All the data should be repeated exactly. Any image in it is left out.
━━━━━━━━━━━━━━━━━━━━━━━━━━━━━━
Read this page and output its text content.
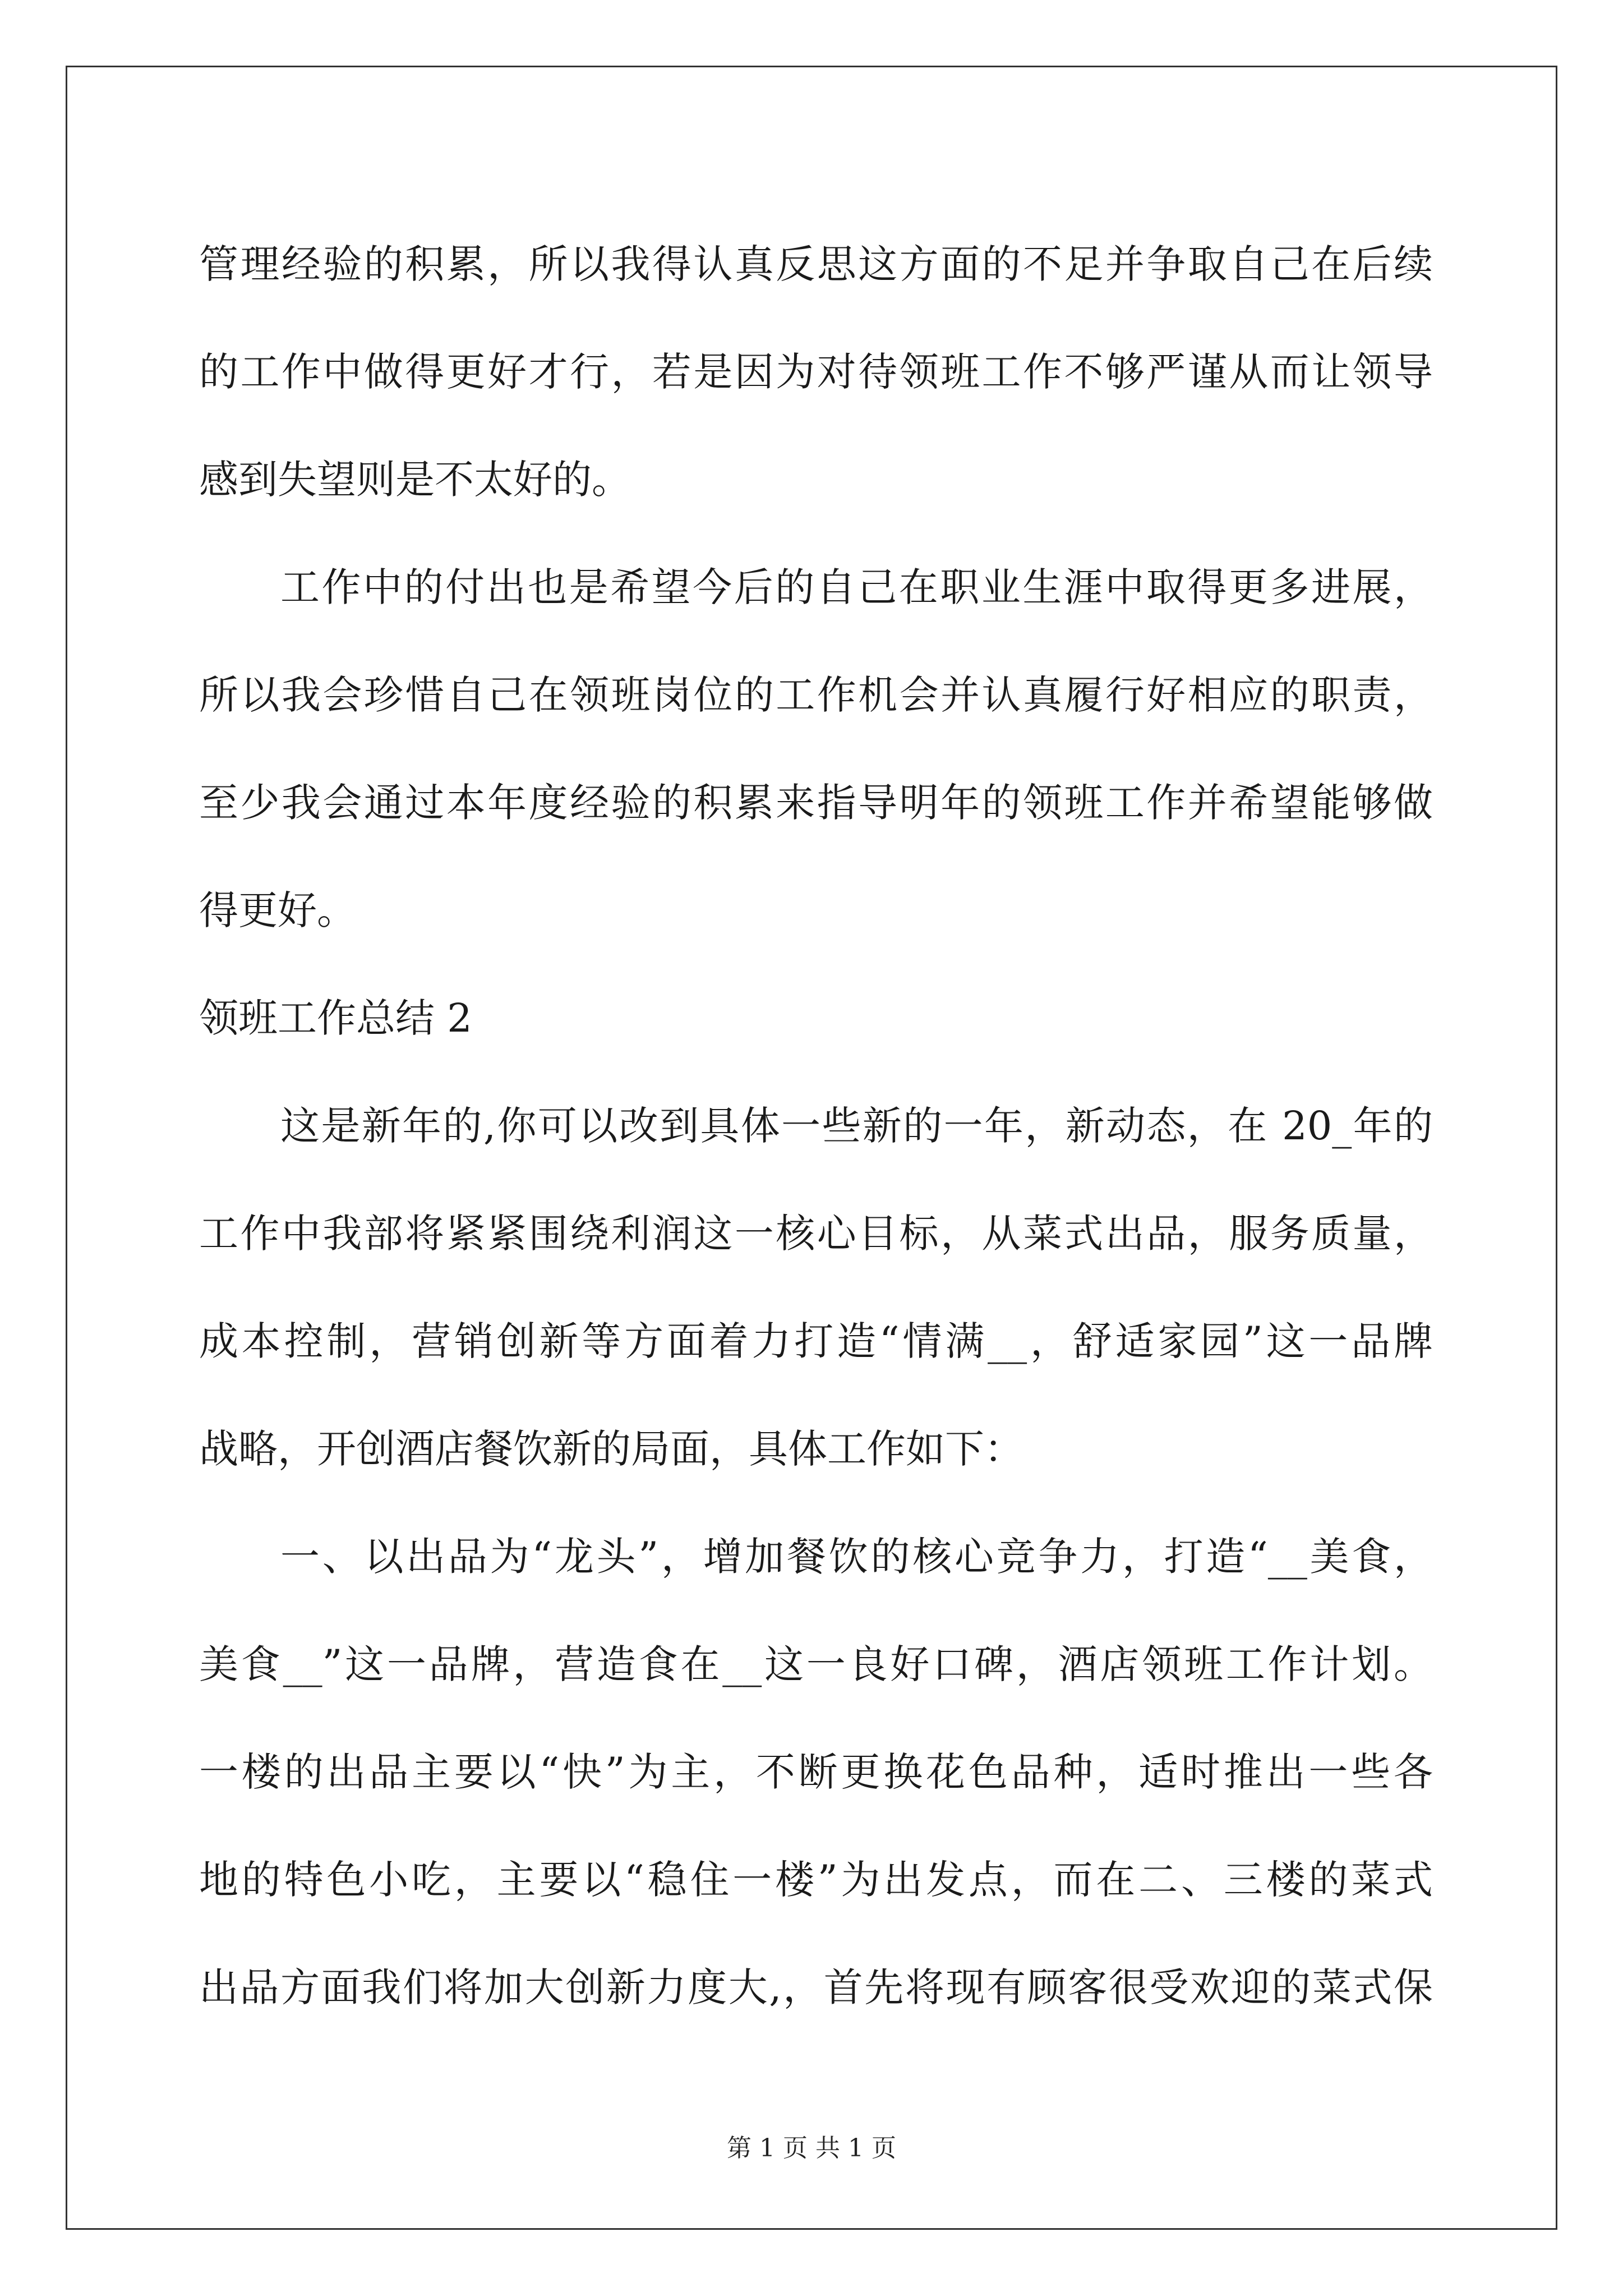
管理经验的积累，所以我得认真反思这方面的不足并争取自己在后续
的工作中做得更好才行，若是因为对待领班工作不够严谨从而让领导
感到失望则是不太好的。
工作中的付出也是希望今后的自己在职业生涯中取得更多进展，
所以我会珍惜自己在领班岗位的工作机会并认真履行好相应的职责，
至少我会通过本年度经验的积累来指导明年的领班工作并希望能够做
得更好。
领班工作总结 2
这是新年的,你可以改到具体一些新的一年，新动态，在 20_年的
工作中我部将紧紧围绕利润这一核心目标，从菜式出品，服务质量，
成本控制，营销创新等方面着力打造“情满__，舒适家园”这一品牌
战略，开创酒店餐饮新的局面，具体工作如下：
一、以出品为“龙头”，增加餐饮的核心竞争力，打造“__美食，
美食__”这一品牌，营造食在__这一良好口碑，酒店领班工作计划。
一楼的出品主要以“快”为主，不断更换花色品种，适时推出一些各
地的特色小吃，主要以“稳住一楼”为出发点，而在二、三楼的菜式
出品方面我们将加大创新力度大,，首先将现有顾客很受欢迎的菜式保
第 1 页 共 1 页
━━━━━━━━━━━━━━━━━━━━━━━━━━━━━━
SOLUTION BELOW
Read this page and output its text content.
管理经验的积累，所以我得认真反思这方面的不足并争取自己在后续
的工作中做得更好才行，若是因为对待领班工作不够严谨从而让领导
感到失望则是不太好的。
工作中的付出也是希望今后的自己在职业生涯中取得更多进展，
所以我会珍惜自己在领班岗位的工作机会并认真履行好相应的职责，
至少我会通过本年度经验的积累来指导明年的领班工作并希望能够做
得更好。
领班工作总结 2
这是新年的,你可以改到具体一些新的一年，新动态，在 20_年的
工作中我部将紧紧围绕利润这一核心目标，从菜式出品，服务质量，
成本控制，营销创新等方面着力打造“情满__，舒适家园”这一品牌
战略，开创酒店餐饮新的局面，具体工作如下：
一、以出品为“龙头”，增加餐饮的核心竞争力，打造“__美食，
美食__”这一品牌，营造食在__这一良好口碑，酒店领班工作计划。
一楼的出品主要以“快”为主，不断更换花色品种，适时推出一些各
地的特色小吃，主要以“稳住一楼”为出发点，而在二、三楼的菜式
出品方面我们将加大创新力度大,，首先将现有顾客很受欢迎的菜式保
第 1 页 共 1 页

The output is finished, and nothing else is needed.